# THE PROBLEM
Would you write out the entries below, every one of them, exactly?

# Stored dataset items

■ ■ ■

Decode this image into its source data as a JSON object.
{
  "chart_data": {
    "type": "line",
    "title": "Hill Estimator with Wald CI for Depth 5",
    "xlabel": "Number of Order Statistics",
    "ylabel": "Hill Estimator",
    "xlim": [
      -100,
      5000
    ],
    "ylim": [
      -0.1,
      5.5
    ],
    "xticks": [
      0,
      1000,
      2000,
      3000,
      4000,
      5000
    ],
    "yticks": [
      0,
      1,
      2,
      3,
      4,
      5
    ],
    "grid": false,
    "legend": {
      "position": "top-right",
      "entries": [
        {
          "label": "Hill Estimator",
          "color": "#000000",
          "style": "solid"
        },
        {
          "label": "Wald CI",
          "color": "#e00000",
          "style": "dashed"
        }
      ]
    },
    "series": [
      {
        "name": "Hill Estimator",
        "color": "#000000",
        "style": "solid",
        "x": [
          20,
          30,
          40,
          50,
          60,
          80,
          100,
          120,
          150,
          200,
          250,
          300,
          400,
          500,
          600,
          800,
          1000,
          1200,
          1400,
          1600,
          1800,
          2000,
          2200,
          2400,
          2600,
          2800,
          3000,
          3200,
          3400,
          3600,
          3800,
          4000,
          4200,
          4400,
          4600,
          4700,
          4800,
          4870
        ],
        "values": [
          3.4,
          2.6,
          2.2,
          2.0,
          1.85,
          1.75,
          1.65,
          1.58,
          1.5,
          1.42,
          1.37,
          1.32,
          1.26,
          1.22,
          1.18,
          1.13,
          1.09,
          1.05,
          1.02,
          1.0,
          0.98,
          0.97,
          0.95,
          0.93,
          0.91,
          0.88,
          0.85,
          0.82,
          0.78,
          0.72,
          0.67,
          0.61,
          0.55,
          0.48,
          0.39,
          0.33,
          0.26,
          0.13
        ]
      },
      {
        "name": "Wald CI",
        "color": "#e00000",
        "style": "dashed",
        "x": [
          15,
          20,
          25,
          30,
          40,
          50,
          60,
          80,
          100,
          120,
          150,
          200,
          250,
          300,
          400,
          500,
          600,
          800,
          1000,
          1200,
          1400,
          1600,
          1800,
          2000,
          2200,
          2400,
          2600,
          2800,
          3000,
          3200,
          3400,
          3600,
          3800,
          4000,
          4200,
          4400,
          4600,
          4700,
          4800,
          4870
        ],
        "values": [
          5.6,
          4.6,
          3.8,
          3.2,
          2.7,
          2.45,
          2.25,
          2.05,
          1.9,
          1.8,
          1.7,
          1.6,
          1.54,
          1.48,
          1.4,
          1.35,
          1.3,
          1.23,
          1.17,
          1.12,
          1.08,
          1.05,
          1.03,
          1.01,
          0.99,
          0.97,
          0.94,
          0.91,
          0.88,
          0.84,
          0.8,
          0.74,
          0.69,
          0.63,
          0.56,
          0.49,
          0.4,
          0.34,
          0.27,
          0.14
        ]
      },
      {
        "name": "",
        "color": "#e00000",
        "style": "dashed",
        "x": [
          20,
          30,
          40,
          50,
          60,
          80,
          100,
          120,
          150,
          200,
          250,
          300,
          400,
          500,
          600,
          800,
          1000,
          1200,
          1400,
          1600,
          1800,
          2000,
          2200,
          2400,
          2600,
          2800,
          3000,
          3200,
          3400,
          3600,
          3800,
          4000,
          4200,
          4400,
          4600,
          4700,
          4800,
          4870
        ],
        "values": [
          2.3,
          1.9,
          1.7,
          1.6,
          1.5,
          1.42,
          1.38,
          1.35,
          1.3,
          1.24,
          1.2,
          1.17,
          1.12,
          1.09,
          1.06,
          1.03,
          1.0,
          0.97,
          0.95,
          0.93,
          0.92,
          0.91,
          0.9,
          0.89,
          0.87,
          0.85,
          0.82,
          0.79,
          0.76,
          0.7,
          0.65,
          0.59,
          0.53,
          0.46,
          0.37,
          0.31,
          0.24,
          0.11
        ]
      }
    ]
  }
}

■ ■ ■

# TASK OUTPUT
Decode this image into its source data as a JSON object.
{
  "chart_data": {
    "type": "line",
    "title": "Hill Estimator with Wald CI for Depth 5",
    "xlabel": "Number of Order Statistics",
    "ylabel": "Hill Estimator",
    "xlim": [
      -100,
      5000
    ],
    "ylim": [
      -0.1,
      5.5
    ],
    "xticks": [
      0,
      1000,
      2000,
      3000,
      4000,
      5000
    ],
    "yticks": [
      0,
      1,
      2,
      3,
      4,
      5
    ],
    "grid": false,
    "legend": {
      "position": "top-right",
      "entries": [
        {
          "label": "Hill Estimator",
          "color": "#000000",
          "style": "solid"
        },
        {
          "label": "Wald CI",
          "color": "#e00000",
          "style": "dashed"
        }
      ]
    },
    "series": [
      {
        "name": "Hill Estimator",
        "color": "#000000",
        "style": "solid",
        "x": [
          20,
          30,
          40,
          50,
          60,
          80,
          100,
          120,
          150,
          200,
          250,
          300,
          400,
          500,
          600,
          800,
          1000,
          1200,
          1400,
          1600,
          1800,
          2000,
          2200,
          2400,
          2600,
          2800,
          3000,
          3200,
          3400,
          3600,
          3800,
          4000,
          4200,
          4400,
          4600,
          4700,
          4800,
          4870
        ],
        "values": [
          3.4,
          2.6,
          2.2,
          2.0,
          1.85,
          1.75,
          1.65,
          1.58,
          1.5,
          1.42,
          1.37,
          1.32,
          1.26,
          1.22,
          1.18,
          1.13,
          1.09,
          1.05,
          1.02,
          1.0,
          0.98,
          0.97,
          0.95,
          0.93,
          0.91,
          0.88,
          0.85,
          0.82,
          0.78,
          0.72,
          0.67,
          0.61,
          0.55,
          0.48,
          0.39,
          0.33,
          0.26,
          0.13
        ]
      },
      {
        "name": "Wald CI",
        "color": "#e00000",
        "style": "dashed",
        "x": [
          15,
          20,
          25,
          30,
          40,
          50,
          60,
          80,
          100,
          120,
          150,
          200,
          250,
          300,
          400,
          500,
          600,
          800,
          1000,
          1200,
          1400,
          1600,
          1800,
          2000,
          2200,
          2400,
          2600,
          2800,
          3000,
          3200,
          3400,
          3600,
          3800,
          4000,
          4200,
          4400,
          4600,
          4700,
          4800,
          4870
        ],
        "values": [
          5.6,
          4.6,
          3.8,
          3.2,
          2.7,
          2.45,
          2.25,
          2.05,
          1.9,
          1.8,
          1.7,
          1.6,
          1.54,
          1.48,
          1.4,
          1.35,
          1.3,
          1.23,
          1.17,
          1.12,
          1.08,
          1.05,
          1.03,
          1.01,
          0.99,
          0.97,
          0.94,
          0.91,
          0.88,
          0.84,
          0.8,
          0.74,
          0.69,
          0.63,
          0.56,
          0.49,
          0.4,
          0.34,
          0.27,
          0.14
        ]
      },
      {
        "name": "",
        "color": "#e00000",
        "style": "dashed",
        "x": [
          20,
          30,
          40,
          50,
          60,
          80,
          100,
          120,
          150,
          200,
          250,
          300,
          400,
          500,
          600,
          800,
          1000,
          1200,
          1400,
          1600,
          1800,
          2000,
          2200,
          2400,
          2600,
          2800,
          3000,
          3200,
          3400,
          3600,
          3800,
          4000,
          4200,
          4400,
          4600,
          4700,
          4800,
          4870
        ],
        "values": [
          2.3,
          1.9,
          1.7,
          1.6,
          1.5,
          1.42,
          1.38,
          1.35,
          1.3,
          1.24,
          1.2,
          1.17,
          1.12,
          1.09,
          1.06,
          1.03,
          1.0,
          0.97,
          0.95,
          0.93,
          0.92,
          0.91,
          0.9,
          0.89,
          0.87,
          0.85,
          0.82,
          0.79,
          0.76,
          0.7,
          0.65,
          0.59,
          0.53,
          0.46,
          0.37,
          0.31,
          0.24,
          0.11
        ]
      }
    ]
  }
}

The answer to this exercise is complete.